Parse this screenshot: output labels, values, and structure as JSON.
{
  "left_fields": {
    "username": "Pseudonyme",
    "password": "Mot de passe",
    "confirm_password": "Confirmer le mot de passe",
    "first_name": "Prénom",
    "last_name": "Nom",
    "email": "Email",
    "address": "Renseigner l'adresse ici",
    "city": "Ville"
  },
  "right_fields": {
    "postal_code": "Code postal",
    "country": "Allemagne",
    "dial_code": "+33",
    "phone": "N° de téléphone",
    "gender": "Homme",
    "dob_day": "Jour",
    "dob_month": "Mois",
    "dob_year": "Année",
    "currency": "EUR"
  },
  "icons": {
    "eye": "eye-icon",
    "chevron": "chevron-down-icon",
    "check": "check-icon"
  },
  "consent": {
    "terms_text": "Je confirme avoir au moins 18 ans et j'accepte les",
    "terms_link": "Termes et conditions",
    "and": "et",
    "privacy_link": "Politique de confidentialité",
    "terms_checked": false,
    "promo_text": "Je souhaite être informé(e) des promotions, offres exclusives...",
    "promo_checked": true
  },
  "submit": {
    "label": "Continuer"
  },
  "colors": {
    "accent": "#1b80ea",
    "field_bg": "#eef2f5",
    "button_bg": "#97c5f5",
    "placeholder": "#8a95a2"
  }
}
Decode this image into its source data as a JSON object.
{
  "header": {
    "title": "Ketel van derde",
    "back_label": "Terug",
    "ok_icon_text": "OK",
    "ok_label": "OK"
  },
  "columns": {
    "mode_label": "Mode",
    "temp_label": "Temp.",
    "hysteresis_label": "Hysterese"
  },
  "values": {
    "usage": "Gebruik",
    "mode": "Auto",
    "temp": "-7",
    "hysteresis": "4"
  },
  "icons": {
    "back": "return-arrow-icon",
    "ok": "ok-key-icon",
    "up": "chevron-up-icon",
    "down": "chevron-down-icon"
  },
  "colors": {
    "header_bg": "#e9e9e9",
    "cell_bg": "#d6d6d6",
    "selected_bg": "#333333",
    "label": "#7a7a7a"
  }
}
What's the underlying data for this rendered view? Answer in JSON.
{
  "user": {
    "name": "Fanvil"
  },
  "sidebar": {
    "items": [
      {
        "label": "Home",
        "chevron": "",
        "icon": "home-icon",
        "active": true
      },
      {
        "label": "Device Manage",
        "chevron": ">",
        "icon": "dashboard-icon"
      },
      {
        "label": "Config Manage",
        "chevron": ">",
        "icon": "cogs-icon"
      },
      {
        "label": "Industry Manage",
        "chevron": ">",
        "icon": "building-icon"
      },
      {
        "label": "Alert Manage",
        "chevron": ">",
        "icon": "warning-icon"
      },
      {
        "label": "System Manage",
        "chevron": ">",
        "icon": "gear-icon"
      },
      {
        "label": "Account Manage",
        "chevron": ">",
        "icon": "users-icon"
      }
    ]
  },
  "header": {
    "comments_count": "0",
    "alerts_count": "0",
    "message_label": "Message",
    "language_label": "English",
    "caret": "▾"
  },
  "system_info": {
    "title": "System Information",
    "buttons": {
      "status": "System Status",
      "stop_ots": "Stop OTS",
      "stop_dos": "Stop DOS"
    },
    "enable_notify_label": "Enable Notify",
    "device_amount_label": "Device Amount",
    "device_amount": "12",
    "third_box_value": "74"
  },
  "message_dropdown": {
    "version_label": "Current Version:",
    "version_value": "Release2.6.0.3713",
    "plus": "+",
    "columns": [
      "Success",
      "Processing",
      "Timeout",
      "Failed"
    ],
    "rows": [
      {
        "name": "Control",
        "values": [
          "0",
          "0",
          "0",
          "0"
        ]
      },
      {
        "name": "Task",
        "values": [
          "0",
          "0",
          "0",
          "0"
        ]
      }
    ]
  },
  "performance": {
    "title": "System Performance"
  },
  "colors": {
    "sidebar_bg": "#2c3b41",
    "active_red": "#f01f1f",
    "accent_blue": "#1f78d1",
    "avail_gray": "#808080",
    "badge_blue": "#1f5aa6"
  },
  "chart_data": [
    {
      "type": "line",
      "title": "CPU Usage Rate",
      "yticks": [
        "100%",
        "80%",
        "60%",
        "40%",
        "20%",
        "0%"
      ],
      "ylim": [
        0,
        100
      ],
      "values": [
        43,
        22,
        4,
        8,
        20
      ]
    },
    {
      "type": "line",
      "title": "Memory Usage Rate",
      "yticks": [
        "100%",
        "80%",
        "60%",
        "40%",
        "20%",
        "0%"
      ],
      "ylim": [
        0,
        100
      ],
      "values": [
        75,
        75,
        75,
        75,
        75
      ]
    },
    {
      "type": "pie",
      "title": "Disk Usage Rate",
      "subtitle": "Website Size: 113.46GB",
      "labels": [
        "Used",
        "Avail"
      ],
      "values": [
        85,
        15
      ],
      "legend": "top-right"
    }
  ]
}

> BRIEF: Look over the records above and copy each line that includes the string "JSON".

> ANSWER IN FULL:
Parse this screenshot: output labels, values, and structure as JSON.
Decode this image into its source data as a JSON object.
What's the underlying data for this rendered view? Answer in JSON.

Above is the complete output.